- Task
Report each line of the records below that holds the word "healthy".
********
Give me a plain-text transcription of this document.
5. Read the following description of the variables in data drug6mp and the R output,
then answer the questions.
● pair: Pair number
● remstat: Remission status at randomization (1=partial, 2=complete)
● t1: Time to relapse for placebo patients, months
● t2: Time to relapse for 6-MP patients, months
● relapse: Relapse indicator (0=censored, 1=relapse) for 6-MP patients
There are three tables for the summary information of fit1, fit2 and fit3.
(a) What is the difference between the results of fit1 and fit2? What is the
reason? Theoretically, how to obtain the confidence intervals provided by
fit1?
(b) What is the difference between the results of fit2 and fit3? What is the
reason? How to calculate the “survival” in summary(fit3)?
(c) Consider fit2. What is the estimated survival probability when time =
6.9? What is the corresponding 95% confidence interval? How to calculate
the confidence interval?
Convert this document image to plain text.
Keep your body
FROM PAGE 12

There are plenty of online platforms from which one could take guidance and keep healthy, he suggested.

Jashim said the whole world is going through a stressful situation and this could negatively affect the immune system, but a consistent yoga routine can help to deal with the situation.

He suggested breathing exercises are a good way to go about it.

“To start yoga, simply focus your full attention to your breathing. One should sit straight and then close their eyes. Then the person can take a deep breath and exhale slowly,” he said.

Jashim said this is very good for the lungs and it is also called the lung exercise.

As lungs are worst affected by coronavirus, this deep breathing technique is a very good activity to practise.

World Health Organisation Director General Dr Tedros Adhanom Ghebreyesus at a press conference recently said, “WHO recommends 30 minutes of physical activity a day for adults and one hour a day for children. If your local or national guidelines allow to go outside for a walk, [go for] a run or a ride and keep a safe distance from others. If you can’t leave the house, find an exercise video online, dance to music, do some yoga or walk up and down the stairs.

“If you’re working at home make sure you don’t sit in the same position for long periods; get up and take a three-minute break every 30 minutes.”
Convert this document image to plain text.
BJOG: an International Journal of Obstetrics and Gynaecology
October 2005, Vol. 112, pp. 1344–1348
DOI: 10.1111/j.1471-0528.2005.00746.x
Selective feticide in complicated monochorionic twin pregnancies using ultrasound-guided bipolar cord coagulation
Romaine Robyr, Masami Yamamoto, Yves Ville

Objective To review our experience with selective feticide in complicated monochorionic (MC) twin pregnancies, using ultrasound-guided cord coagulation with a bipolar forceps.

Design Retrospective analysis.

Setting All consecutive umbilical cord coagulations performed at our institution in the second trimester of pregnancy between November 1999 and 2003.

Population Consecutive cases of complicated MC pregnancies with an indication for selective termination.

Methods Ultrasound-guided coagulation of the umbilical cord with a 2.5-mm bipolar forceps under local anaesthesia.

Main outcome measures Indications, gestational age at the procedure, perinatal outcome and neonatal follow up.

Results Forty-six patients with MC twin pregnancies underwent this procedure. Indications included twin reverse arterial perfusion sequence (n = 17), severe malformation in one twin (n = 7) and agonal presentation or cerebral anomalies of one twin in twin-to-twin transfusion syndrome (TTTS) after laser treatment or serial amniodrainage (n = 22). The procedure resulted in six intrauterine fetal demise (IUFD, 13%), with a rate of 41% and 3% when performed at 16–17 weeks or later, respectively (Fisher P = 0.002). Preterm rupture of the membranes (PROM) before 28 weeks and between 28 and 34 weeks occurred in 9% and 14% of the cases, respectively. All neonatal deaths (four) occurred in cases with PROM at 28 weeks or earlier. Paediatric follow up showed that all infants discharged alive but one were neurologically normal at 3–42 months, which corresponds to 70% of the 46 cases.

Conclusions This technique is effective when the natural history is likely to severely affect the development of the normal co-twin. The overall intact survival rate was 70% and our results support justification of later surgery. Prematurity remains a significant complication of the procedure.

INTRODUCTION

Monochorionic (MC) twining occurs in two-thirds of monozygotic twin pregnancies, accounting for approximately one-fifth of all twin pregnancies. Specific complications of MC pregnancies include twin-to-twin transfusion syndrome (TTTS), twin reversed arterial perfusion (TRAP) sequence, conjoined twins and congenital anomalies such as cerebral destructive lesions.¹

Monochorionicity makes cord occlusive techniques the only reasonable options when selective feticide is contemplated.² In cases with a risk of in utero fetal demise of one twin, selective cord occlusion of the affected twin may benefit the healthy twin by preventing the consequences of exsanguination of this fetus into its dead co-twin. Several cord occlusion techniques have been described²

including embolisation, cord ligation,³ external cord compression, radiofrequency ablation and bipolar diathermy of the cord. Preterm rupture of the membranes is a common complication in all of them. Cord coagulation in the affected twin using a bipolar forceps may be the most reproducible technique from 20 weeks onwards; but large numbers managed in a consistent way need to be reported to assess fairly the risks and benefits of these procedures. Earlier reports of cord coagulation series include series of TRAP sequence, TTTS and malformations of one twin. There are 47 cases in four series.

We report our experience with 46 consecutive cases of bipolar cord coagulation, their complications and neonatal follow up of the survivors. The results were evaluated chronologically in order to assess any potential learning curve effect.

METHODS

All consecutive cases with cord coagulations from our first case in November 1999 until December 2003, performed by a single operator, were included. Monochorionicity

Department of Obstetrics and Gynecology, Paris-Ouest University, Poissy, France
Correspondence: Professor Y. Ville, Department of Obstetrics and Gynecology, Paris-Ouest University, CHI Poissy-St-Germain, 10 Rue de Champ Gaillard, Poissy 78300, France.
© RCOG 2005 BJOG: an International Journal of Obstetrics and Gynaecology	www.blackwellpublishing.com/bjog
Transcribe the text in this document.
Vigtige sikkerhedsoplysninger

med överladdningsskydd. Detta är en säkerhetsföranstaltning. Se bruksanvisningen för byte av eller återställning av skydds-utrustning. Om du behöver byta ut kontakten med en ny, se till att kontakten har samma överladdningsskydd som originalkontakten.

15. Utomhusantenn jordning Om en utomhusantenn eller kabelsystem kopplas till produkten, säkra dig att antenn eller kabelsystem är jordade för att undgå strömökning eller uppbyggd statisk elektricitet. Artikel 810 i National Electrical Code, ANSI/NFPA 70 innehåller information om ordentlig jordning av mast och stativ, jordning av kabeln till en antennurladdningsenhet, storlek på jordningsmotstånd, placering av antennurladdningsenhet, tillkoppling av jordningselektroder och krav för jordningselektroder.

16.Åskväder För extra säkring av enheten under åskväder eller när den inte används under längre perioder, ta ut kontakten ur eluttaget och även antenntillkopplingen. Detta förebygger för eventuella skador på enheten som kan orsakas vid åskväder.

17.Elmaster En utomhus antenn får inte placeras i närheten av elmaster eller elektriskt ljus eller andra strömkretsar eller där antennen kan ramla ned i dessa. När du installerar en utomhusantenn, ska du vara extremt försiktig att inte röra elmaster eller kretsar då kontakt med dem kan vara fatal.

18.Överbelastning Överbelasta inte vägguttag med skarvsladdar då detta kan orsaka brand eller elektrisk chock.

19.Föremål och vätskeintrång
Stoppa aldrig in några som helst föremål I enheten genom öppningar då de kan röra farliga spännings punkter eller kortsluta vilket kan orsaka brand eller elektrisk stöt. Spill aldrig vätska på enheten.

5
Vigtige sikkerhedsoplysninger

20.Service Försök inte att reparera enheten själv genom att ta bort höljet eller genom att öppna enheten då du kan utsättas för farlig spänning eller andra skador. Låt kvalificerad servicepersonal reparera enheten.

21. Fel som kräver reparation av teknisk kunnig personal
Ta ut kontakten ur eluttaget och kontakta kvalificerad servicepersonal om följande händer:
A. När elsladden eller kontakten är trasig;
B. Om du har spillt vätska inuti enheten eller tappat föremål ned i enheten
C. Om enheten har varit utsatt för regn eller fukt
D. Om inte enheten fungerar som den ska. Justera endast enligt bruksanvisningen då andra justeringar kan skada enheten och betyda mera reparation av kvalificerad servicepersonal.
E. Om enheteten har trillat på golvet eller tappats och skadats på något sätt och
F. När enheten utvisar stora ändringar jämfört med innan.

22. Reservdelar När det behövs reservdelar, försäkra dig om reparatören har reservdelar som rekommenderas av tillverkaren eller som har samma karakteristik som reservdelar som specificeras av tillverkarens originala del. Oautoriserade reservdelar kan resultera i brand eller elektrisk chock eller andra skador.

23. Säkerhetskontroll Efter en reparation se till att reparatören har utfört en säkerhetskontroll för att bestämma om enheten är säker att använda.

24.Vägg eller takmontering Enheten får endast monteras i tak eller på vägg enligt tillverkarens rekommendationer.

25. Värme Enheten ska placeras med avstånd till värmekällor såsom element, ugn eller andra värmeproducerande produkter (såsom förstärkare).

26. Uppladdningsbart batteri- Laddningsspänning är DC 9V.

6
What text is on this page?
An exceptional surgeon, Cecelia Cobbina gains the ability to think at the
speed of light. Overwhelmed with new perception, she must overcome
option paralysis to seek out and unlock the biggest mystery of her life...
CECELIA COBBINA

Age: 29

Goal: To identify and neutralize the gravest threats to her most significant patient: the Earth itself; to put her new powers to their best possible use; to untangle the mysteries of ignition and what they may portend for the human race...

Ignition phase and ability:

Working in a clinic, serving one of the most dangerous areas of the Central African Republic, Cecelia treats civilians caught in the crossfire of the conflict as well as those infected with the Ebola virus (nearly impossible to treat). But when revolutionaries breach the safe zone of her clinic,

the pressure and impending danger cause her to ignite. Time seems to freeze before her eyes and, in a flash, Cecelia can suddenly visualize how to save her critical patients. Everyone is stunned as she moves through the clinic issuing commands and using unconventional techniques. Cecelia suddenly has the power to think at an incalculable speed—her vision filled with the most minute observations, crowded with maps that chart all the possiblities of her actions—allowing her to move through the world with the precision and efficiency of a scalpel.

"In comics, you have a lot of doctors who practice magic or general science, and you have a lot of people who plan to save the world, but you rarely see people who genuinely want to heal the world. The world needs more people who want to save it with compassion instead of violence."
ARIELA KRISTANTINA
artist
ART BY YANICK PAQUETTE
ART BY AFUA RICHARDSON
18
********
- Answer to the problem
There are plenty of online platforms from which one could take guidance and keep healthy, he suggested.
Monochorionicity makes cord occlusive techniques the only reasonable options when selective feticide is contemplated.² In cases with a risk of in utero fetal demise of one twin, selective cord occlusion of the affected twin may benefit the healthy twin by preventing the consequences of exsanguination of this fetus into its dead co-twin. Several cord occlusion techniques have been described²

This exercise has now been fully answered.